Required actions:
a) Answer these questions using the passage on Thiel fixation and tarsal tunnel pressure:
(i) What could make the measured pressure values falsely low?
(ii) What further limitation does the second paragraph name?
(iii) What is the tibial nerve under following lateralization?
b) List every reference number cited in the passage on Thiel fixation and tarsal tunnel pressure, in order of appearance.

Text block:
· · · ·

We did not find a study comparing pressure values in the tarsal tunnel before and after Thiel fixation, and further investigations which consider the numerous complex aspects of Thiel-fixated tissue are needed. It is possible that the measured pressure values are falsely low because of the lower Young’s modulus of the flexor retinaculum after Thiel fixation 8,18,26 where the expected pressure in the tarsal tunnel would be higher. Based on similar pressure values found in studies using fresh-frozen tissue, the positive aspects mentioned above, 4,5,31,32 and the clinical importance of tibial nerve compression, we consider the recommendation for the release of the flexor retinaculum to be appropriate.
A further limitation is that dead tissue is less elastic than living tissue. 16 However, fresh or fresh frozen tissue also have their own limitations in terms of mimicking in vivo conditions. Regardless of the tissue type used, however, the tibial nerve, following lateralization, is under a constantly increased pressure, despite differing baseline elastic properties. The consideration of a flexor retinaculum release can therefore still be recommended in the clinical setting based on our data.

· · · ·

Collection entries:
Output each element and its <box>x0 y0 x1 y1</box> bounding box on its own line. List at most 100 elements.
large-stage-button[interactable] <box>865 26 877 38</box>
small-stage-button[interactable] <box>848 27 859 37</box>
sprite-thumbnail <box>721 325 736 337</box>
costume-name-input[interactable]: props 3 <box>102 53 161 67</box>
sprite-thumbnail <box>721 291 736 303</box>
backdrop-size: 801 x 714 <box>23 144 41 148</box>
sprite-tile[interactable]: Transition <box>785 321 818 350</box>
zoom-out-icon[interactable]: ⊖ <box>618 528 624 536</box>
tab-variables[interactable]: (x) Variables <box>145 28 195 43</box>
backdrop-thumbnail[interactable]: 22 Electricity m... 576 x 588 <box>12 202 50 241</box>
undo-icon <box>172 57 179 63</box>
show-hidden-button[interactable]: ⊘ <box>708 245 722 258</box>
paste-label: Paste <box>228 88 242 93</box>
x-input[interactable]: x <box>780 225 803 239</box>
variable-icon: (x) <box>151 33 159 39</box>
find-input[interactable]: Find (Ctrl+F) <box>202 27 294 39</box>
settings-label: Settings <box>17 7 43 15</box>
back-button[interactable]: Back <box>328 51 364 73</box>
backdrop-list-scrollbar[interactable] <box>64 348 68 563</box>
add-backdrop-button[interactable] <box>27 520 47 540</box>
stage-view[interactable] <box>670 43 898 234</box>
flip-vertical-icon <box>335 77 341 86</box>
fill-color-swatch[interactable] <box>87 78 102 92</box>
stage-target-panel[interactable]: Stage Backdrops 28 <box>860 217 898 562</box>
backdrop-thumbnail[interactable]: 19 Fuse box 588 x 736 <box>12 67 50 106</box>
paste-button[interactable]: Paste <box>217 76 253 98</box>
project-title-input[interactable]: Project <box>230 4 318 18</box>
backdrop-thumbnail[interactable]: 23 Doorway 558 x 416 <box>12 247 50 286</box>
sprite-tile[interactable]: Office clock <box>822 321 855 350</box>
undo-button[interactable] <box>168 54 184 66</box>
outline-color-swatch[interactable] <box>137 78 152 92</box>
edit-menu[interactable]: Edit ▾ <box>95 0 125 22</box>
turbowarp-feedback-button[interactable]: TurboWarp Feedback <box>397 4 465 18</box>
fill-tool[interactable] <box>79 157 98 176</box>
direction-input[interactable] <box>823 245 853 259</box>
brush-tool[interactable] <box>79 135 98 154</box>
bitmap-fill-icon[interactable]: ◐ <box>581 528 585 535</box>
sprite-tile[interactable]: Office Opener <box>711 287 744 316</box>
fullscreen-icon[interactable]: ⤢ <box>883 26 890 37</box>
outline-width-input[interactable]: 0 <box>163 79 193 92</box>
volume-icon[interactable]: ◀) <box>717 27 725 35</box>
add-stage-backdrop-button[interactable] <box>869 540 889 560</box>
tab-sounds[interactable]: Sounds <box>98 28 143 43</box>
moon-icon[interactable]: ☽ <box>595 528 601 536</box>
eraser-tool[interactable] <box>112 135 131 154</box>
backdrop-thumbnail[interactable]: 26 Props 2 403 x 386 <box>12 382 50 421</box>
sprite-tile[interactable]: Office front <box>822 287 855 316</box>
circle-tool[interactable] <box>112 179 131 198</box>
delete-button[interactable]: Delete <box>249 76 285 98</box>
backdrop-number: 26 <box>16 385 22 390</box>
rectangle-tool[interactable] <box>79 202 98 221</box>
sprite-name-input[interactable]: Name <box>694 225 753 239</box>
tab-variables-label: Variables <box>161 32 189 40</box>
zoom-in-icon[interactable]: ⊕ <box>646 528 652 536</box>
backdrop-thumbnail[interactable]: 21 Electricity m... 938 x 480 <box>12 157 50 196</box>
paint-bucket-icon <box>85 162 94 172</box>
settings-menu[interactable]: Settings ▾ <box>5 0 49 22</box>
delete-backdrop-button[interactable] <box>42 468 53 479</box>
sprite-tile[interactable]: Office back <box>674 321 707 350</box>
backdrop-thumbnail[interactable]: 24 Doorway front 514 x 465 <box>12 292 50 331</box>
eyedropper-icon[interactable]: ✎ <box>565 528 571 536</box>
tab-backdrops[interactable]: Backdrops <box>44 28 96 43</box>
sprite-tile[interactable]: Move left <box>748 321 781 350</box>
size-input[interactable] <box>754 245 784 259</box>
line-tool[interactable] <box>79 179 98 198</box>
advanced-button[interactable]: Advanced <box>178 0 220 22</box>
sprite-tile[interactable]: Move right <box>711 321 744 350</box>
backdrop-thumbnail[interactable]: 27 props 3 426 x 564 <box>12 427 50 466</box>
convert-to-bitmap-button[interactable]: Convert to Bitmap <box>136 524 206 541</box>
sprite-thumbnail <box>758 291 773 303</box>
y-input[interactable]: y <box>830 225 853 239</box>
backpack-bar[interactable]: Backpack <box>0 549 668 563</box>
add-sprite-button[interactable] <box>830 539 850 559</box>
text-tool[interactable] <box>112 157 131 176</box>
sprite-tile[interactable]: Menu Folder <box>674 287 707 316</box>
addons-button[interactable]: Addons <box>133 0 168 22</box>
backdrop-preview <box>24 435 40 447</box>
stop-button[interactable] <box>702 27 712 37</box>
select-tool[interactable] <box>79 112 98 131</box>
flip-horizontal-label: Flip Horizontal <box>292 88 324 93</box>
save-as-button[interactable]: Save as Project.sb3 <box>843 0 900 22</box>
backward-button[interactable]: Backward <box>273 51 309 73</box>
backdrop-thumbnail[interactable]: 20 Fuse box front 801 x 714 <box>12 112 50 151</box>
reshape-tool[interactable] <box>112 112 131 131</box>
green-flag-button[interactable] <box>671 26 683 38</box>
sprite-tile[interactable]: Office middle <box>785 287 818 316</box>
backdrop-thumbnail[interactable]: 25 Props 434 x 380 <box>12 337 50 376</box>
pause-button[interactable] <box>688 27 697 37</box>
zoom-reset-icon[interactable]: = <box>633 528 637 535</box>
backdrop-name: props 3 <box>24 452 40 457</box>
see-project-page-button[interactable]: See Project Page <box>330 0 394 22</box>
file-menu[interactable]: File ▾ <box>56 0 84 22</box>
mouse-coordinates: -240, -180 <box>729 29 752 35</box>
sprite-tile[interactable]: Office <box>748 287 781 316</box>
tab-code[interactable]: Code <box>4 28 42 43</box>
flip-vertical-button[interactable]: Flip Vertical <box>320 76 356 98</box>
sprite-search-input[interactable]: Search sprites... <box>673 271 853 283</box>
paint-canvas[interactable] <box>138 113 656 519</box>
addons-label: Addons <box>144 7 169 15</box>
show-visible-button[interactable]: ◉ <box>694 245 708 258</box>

· · · ·

Your written answers:
a)
(i) The lower Young’s modulus of the flexor retinaculum after Thiel fixation.
(ii) Dead tissue is less elastic than living tissue.
(iii) A constantly increased pressure.

b) 8, 18, 26, 4, 5, 31, 32, 16